* _SHORT EXERCISE_
Scan the listing below and copy every line holding "检查总结前阶段工作".

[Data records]
::::::

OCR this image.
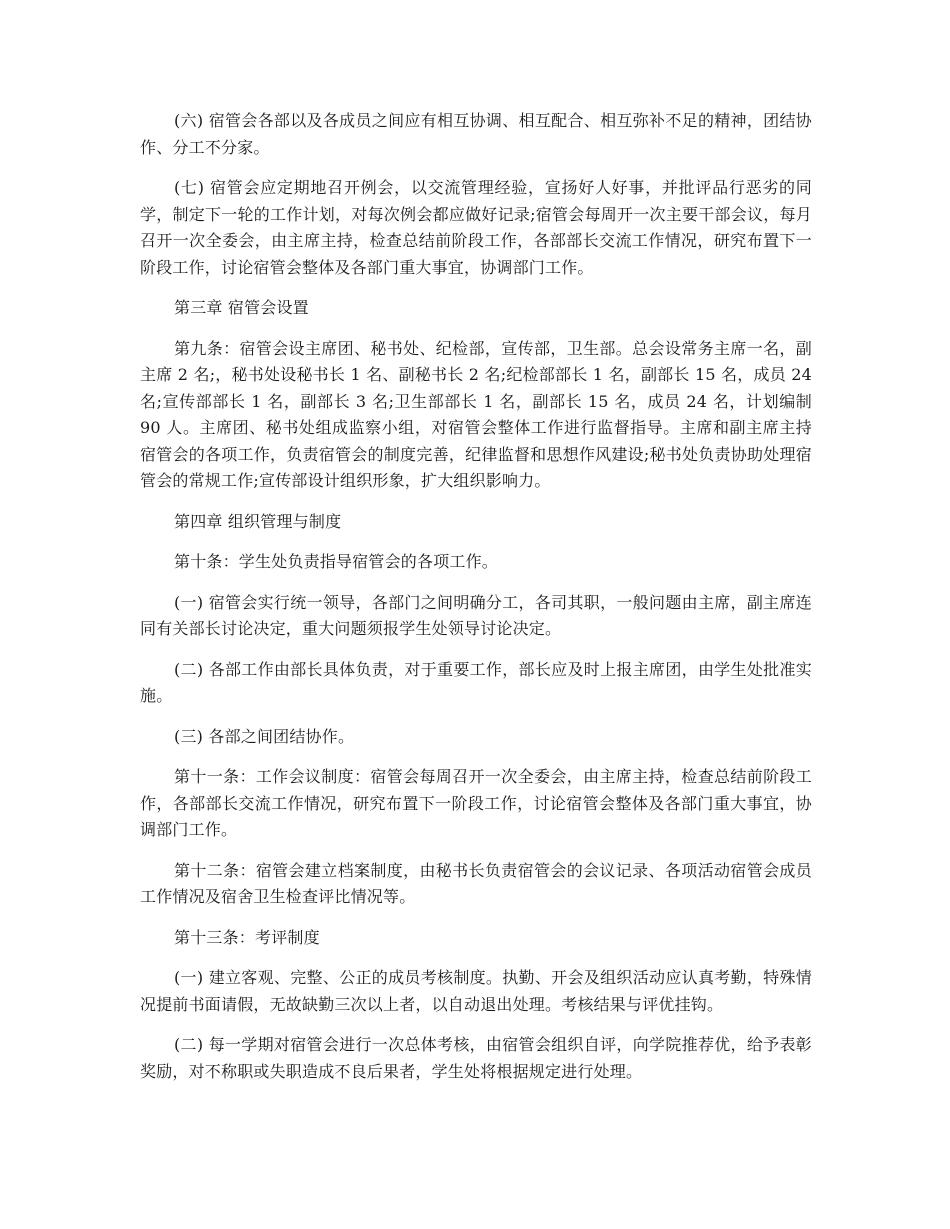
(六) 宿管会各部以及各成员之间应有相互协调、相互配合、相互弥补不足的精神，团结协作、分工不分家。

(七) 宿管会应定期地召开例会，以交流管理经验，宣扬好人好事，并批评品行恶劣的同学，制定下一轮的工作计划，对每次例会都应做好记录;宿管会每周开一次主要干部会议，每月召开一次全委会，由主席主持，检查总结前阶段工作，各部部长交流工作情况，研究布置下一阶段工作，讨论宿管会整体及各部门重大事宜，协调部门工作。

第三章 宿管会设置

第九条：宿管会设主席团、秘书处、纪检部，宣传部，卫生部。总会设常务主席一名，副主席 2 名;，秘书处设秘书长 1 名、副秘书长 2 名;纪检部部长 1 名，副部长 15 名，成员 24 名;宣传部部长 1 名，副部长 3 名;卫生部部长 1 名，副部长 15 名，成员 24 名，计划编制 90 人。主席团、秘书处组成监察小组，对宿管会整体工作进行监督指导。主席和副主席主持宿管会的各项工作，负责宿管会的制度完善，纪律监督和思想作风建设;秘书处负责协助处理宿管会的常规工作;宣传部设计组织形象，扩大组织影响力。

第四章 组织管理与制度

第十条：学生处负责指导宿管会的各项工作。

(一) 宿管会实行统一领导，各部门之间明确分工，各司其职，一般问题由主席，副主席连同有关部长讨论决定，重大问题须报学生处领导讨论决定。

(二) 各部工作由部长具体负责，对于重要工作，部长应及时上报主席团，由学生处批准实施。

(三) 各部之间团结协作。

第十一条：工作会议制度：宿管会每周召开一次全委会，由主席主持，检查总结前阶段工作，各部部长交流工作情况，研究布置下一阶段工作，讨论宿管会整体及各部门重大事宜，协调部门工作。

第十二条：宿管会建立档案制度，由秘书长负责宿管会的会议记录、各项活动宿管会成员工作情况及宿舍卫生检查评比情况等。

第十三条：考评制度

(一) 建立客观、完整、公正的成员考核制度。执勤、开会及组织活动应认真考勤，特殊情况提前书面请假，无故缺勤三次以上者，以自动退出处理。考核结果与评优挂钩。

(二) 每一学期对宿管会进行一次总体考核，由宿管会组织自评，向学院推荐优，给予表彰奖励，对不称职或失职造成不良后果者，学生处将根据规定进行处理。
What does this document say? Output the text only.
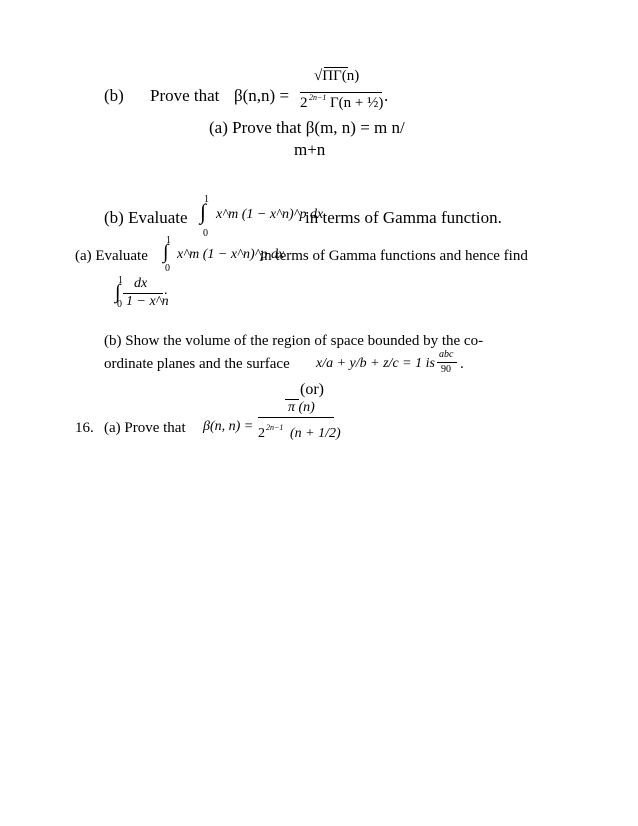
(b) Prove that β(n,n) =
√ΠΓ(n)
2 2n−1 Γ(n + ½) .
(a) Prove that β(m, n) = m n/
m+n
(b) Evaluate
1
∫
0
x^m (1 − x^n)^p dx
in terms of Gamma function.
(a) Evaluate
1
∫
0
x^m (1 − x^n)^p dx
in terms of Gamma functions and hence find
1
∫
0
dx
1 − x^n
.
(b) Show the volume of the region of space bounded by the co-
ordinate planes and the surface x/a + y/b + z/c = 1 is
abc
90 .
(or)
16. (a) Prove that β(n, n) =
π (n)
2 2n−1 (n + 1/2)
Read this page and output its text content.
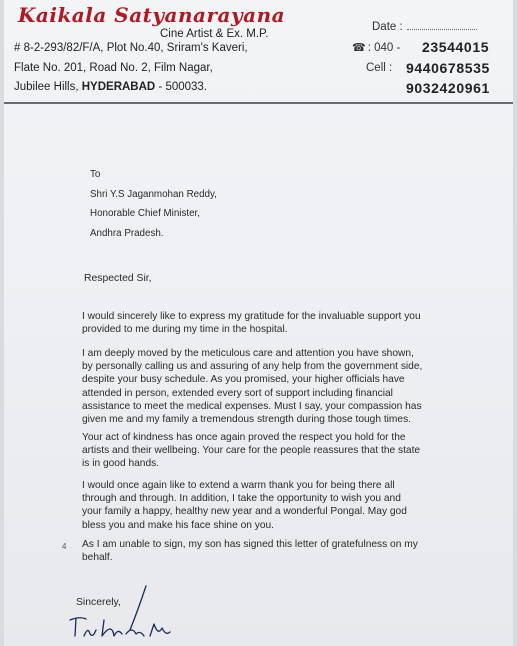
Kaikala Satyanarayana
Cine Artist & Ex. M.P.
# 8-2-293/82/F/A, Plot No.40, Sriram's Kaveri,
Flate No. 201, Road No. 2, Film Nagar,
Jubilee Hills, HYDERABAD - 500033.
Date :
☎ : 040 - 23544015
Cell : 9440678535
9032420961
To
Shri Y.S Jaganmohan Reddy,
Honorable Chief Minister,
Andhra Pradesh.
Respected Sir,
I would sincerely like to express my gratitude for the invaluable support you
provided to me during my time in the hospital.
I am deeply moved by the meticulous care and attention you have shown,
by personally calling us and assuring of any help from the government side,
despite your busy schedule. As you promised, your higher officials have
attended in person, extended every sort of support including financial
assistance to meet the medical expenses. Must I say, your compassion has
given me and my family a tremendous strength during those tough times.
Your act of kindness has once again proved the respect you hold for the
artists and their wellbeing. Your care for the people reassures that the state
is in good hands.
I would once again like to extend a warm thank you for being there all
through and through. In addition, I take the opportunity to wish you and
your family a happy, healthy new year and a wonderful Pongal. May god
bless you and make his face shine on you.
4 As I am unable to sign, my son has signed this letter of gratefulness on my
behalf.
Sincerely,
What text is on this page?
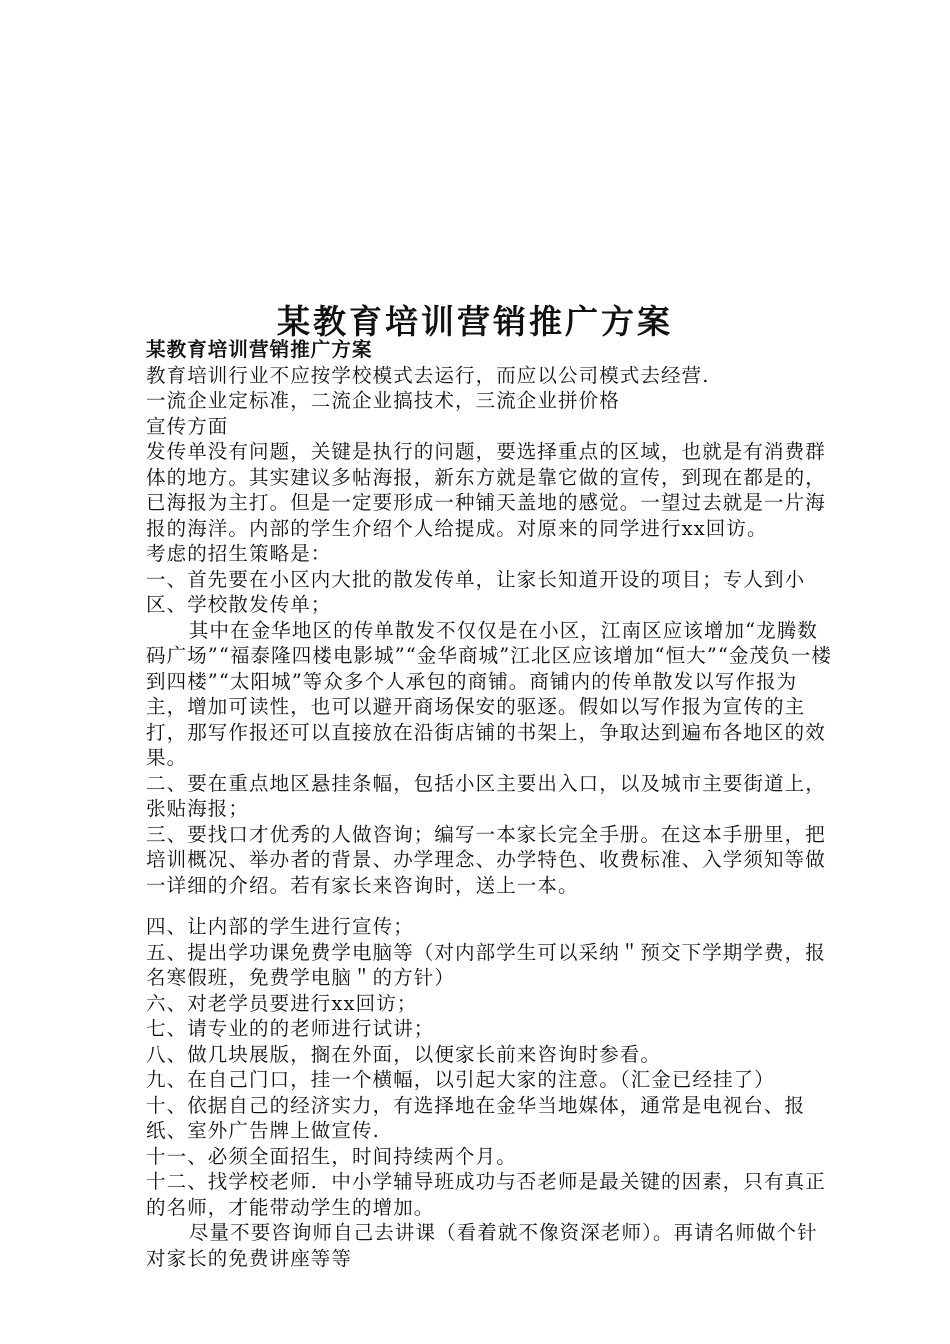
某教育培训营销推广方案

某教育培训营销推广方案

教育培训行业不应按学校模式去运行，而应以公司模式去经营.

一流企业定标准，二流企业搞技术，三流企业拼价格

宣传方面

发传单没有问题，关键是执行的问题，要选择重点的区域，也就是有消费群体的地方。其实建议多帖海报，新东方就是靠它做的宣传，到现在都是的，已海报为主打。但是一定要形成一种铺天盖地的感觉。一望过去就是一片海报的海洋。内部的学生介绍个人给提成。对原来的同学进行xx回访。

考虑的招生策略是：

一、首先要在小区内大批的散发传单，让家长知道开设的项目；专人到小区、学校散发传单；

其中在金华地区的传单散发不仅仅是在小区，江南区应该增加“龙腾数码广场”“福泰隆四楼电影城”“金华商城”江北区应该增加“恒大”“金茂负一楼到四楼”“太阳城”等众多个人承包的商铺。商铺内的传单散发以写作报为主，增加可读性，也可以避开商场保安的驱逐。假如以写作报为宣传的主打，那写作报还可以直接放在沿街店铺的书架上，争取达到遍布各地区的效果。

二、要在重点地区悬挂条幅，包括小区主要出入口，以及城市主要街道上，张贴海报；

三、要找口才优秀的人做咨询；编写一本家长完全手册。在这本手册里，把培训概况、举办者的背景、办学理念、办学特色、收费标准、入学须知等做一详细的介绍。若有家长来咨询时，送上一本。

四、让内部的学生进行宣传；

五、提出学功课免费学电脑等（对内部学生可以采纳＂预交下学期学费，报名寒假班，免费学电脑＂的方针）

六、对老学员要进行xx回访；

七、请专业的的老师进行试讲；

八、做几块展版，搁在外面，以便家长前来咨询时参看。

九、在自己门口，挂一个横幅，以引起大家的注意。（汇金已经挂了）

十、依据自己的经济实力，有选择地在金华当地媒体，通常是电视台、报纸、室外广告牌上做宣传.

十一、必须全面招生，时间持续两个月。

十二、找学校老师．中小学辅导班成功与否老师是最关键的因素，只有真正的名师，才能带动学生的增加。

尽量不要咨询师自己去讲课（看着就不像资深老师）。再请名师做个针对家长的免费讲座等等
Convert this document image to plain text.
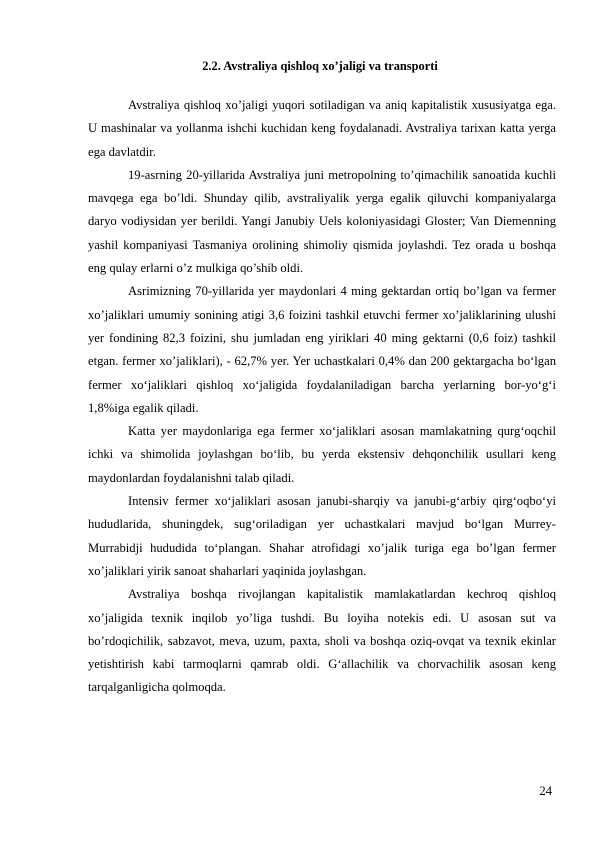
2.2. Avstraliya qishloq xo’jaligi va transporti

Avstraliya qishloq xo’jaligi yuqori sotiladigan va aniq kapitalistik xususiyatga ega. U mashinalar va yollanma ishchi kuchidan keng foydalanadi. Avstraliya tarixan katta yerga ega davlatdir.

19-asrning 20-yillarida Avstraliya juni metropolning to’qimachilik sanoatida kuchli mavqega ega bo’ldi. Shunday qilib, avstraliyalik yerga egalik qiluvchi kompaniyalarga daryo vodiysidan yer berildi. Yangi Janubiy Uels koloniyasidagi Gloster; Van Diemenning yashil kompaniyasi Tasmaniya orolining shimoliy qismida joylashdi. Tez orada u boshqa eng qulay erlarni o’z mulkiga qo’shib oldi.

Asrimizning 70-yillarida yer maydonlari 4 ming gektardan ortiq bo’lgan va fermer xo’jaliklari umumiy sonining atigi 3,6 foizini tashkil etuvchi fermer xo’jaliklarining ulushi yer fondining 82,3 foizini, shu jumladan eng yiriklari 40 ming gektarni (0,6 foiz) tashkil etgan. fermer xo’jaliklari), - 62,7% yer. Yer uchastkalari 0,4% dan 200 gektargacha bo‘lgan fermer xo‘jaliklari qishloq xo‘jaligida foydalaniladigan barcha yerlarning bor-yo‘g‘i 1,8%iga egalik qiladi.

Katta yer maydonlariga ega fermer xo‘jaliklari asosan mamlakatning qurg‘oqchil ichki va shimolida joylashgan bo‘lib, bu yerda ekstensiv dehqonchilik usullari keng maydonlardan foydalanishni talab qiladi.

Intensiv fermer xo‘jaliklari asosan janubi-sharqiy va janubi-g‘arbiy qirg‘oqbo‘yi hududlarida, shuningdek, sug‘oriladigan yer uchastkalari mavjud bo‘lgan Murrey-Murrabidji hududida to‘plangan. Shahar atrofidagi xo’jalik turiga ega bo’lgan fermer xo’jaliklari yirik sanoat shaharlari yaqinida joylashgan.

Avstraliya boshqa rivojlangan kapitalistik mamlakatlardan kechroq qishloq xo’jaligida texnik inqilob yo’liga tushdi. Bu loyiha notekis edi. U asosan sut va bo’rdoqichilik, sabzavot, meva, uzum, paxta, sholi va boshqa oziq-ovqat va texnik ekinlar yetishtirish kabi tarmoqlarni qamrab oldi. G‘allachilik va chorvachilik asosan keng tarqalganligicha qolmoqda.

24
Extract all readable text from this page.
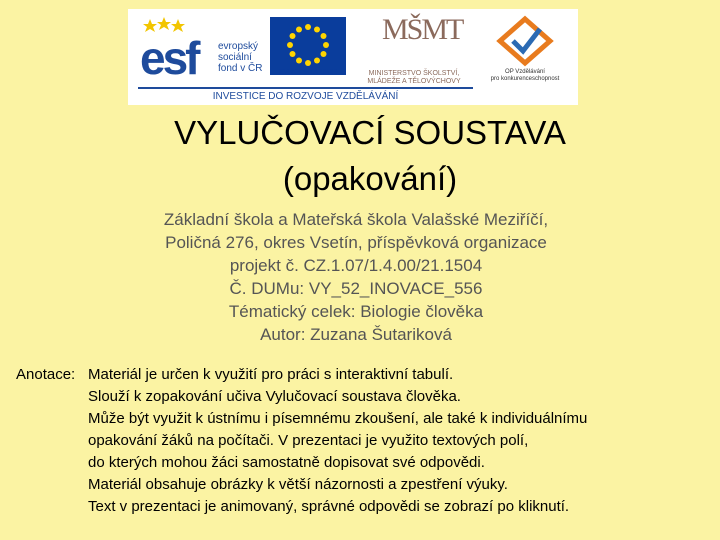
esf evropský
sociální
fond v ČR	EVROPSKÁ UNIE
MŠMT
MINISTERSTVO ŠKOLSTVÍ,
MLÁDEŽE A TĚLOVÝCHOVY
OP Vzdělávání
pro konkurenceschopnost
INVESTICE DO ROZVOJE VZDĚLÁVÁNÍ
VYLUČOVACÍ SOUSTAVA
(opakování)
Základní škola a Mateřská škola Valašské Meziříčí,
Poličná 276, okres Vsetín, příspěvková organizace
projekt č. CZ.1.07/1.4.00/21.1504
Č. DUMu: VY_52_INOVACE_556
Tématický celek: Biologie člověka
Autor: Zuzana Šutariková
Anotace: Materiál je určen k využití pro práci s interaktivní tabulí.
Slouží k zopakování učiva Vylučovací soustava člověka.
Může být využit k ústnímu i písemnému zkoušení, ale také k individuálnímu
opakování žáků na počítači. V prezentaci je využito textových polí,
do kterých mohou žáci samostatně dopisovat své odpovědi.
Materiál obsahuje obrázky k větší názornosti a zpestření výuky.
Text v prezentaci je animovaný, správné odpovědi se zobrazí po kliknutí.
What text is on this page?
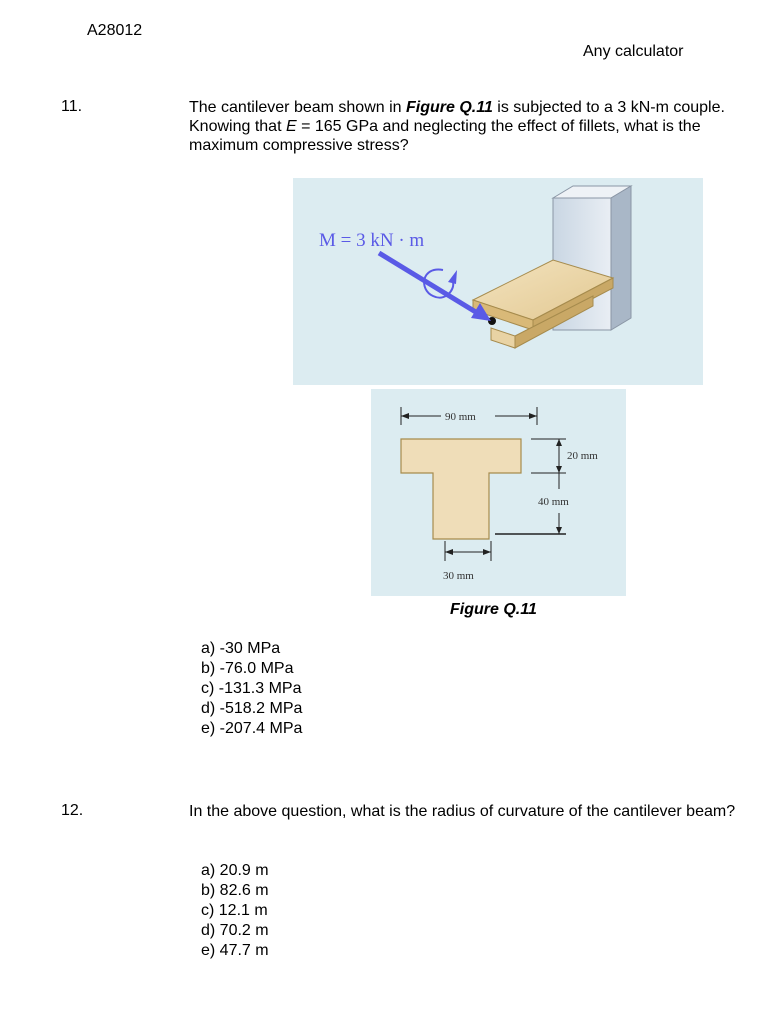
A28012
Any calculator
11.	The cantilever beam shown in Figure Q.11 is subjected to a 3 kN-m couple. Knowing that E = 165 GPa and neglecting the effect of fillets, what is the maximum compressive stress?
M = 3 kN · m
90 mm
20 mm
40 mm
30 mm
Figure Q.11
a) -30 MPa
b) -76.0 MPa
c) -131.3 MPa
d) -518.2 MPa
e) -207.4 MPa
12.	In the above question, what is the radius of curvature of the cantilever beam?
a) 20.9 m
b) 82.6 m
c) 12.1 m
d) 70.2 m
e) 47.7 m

::::::

* _COMPLETED TASK_
(七) 宿管会应定期地召开例会，以交流管理经验，宣扬好人好事，并批评品行恶劣的同学，制定下一轮的工作计划，对每次例会都应做好记录;宿管会每周开一次主要干部会议，每月召开一次全委会，由主席主持，检查总结前阶段工作，各部部长交流工作情况，研究布置下一阶段工作，讨论宿管会整体及各部门重大事宜，协调部门工作。
第十一条：工作会议制度：宿管会每周召开一次全委会，由主席主持，检查总结前阶段工作，各部部长交流工作情况，研究布置下一阶段工作，讨论宿管会整体及各部门重大事宜，协调部门工作。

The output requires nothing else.